> What the exercise asks: The expected reply is all of the data, returned exactly.

(Dataset listings of figures)
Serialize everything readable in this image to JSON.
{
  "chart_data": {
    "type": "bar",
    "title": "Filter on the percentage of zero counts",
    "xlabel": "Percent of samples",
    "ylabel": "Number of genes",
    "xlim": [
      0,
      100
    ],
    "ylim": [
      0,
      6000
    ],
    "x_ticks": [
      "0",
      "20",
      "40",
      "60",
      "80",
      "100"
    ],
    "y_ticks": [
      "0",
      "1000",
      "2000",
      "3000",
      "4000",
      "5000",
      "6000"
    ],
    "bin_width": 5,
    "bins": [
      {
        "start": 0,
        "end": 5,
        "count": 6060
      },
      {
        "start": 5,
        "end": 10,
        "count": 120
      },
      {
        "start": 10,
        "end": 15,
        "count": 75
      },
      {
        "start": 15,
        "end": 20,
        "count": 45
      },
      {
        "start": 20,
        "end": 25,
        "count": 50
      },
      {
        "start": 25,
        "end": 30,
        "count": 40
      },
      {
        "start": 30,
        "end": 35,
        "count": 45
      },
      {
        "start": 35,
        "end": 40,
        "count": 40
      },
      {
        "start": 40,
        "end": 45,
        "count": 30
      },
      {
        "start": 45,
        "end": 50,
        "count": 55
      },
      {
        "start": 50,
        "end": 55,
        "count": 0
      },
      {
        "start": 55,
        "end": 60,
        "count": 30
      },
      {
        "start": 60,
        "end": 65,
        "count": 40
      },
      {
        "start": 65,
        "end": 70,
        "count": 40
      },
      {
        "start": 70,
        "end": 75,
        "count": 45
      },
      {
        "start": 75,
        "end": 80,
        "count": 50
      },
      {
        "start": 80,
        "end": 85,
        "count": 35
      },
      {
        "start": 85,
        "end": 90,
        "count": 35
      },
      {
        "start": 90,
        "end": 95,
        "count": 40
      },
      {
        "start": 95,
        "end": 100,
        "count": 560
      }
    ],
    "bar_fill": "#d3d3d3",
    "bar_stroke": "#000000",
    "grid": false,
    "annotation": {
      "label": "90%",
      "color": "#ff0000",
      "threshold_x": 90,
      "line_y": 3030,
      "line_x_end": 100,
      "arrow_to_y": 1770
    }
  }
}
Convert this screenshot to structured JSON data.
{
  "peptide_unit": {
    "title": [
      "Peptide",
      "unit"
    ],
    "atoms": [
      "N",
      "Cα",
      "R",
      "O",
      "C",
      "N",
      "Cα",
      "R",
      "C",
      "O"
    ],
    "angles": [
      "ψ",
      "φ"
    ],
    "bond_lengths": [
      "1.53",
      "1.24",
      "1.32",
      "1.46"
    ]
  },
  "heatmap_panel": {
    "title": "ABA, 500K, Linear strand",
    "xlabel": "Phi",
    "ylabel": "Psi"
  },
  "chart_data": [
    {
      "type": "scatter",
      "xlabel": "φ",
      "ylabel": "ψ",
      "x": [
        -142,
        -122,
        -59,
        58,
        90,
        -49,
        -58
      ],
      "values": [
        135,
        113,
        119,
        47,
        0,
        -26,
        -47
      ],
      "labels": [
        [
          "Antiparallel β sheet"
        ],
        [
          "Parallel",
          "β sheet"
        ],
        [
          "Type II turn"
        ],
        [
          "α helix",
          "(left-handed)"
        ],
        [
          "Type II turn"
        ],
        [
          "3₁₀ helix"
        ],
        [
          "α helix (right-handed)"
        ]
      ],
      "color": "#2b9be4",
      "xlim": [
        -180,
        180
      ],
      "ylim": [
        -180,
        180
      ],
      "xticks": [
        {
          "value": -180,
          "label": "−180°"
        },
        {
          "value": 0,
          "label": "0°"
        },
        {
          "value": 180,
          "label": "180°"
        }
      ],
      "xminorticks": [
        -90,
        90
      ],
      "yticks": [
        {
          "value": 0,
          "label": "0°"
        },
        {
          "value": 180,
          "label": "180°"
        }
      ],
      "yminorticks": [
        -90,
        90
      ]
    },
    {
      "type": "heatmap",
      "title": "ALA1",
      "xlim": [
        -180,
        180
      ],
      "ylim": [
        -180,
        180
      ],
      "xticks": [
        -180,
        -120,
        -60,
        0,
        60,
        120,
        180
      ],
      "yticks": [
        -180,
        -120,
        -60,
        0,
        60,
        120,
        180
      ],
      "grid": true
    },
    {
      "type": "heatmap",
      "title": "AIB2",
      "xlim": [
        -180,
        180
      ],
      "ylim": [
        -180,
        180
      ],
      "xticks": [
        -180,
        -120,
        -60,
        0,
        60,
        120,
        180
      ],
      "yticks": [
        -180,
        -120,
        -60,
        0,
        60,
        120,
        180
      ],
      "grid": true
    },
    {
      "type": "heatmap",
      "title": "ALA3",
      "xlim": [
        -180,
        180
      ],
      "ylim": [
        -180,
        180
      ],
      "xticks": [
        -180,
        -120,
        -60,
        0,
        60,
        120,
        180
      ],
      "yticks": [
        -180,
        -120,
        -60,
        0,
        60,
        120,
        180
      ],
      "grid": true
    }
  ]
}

> Response area:
Serialize everything readable in this image to JSON.
{
  "chart_data": {
    "type": "bar",
    "title": "Filter on the percentage of zero counts",
    "xlabel": "Percent of samples",
    "ylabel": "Number of genes",
    "xlim": [
      0,
      100
    ],
    "ylim": [
      0,
      6000
    ],
    "x_ticks": [
      "0",
      "20",
      "40",
      "60",
      "80",
      "100"
    ],
    "y_ticks": [
      "0",
      "1000",
      "2000",
      "3000",
      "4000",
      "5000",
      "6000"
    ],
    "bin_width": 5,
    "bins": [
      {
        "start": 0,
        "end": 5,
        "count": 6060
      },
      {
        "start": 5,
        "end": 10,
        "count": 120
      },
      {
        "start": 10,
        "end": 15,
        "count": 75
      },
      {
        "start": 15,
        "end": 20,
        "count": 45
      },
      {
        "start": 20,
        "end": 25,
        "count": 50
      },
      {
        "start": 25,
        "end": 30,
        "count": 40
      },
      {
        "start": 30,
        "end": 35,
        "count": 45
      },
      {
        "start": 35,
        "end": 40,
        "count": 40
      },
      {
        "start": 40,
        "end": 45,
        "count": 30
      },
      {
        "start": 45,
        "end": 50,
        "count": 55
      },
      {
        "start": 50,
        "end": 55,
        "count": 0
      },
      {
        "start": 55,
        "end": 60,
        "count": 30
      },
      {
        "start": 60,
        "end": 65,
        "count": 40
      },
      {
        "start": 65,
        "end": 70,
        "count": 40
      },
      {
        "start": 70,
        "end": 75,
        "count": 45
      },
      {
        "start": 75,
        "end": 80,
        "count": 50
      },
      {
        "start": 80,
        "end": 85,
        "count": 35
      },
      {
        "start": 85,
        "end": 90,
        "count": 35
      },
      {
        "start": 90,
        "end": 95,
        "count": 40
      },
      {
        "start": 95,
        "end": 100,
        "count": 560
      }
    ],
    "bar_fill": "#d3d3d3",
    "bar_stroke": "#000000",
    "grid": false,
    "annotation": {
      "label": "90%",
      "color": "#ff0000",
      "threshold_x": 90,
      "line_y": 3030,
      "line_x_end": 100,
      "arrow_to_y": 1770
    }
  }
}
Convert this screenshot to structured JSON data.
{
  "peptide_unit": {
    "title": [
      "Peptide",
      "unit"
    ],
    "atoms": [
      "N",
      "Cα",
      "R",
      "O",
      "C",
      "N",
      "Cα",
      "R",
      "C",
      "O"
    ],
    "angles": [
      "ψ",
      "φ"
    ],
    "bond_lengths": [
      "1.53",
      "1.24",
      "1.32",
      "1.46"
    ]
  },
  "heatmap_panel": {
    "title": "ABA, 500K, Linear strand",
    "xlabel": "Phi",
    "ylabel": "Psi"
  },
  "chart_data": [
    {
      "type": "scatter",
      "xlabel": "φ",
      "ylabel": "ψ",
      "x": [
        -142,
        -122,
        -59,
        58,
        90,
        -49,
        -58
      ],
      "values": [
        135,
        113,
        119,
        47,
        0,
        -26,
        -47
      ],
      "labels": [
        [
          "Antiparallel β sheet"
        ],
        [
          "Parallel",
          "β sheet"
        ],
        [
          "Type II turn"
        ],
        [
          "α helix",
          "(left-handed)"
        ],
        [
          "Type II turn"
        ],
        [
          "3₁₀ helix"
        ],
        [
          "α helix (right-handed)"
        ]
      ],
      "color": "#2b9be4",
      "xlim": [
        -180,
        180
      ],
      "ylim": [
        -180,
        180
      ],
      "xticks": [
        {
          "value": -180,
          "label": "−180°"
        },
        {
          "value": 0,
          "label": "0°"
        },
        {
          "value": 180,
          "label": "180°"
        }
      ],
      "xminorticks": [
        -90,
        90
      ],
      "yticks": [
        {
          "value": 0,
          "label": "0°"
        },
        {
          "value": 180,
          "label": "180°"
        }
      ],
      "yminorticks": [
        -90,
        90
      ]
    },
    {
      "type": "heatmap",
      "title": "ALA1",
      "xlim": [
        -180,
        180
      ],
      "ylim": [
        -180,
        180
      ],
      "xticks": [
        -180,
        -120,
        -60,
        0,
        60,
        120,
        180
      ],
      "yticks": [
        -180,
        -120,
        -60,
        0,
        60,
        120,
        180
      ],
      "grid": true
    },
    {
      "type": "heatmap",
      "title": "AIB2",
      "xlim": [
        -180,
        180
      ],
      "ylim": [
        -180,
        180
      ],
      "xticks": [
        -180,
        -120,
        -60,
        0,
        60,
        120,
        180
      ],
      "yticks": [
        -180,
        -120,
        -60,
        0,
        60,
        120,
        180
      ],
      "grid": true
    },
    {
      "type": "heatmap",
      "title": "ALA3",
      "xlim": [
        -180,
        180
      ],
      "ylim": [
        -180,
        180
      ],
      "xticks": [
        -180,
        -120,
        -60,
        0,
        60,
        120,
        180
      ],
      "yticks": [
        -180,
        -120,
        -60,
        0,
        60,
        120,
        180
      ],
      "grid": true
    }
  ]
}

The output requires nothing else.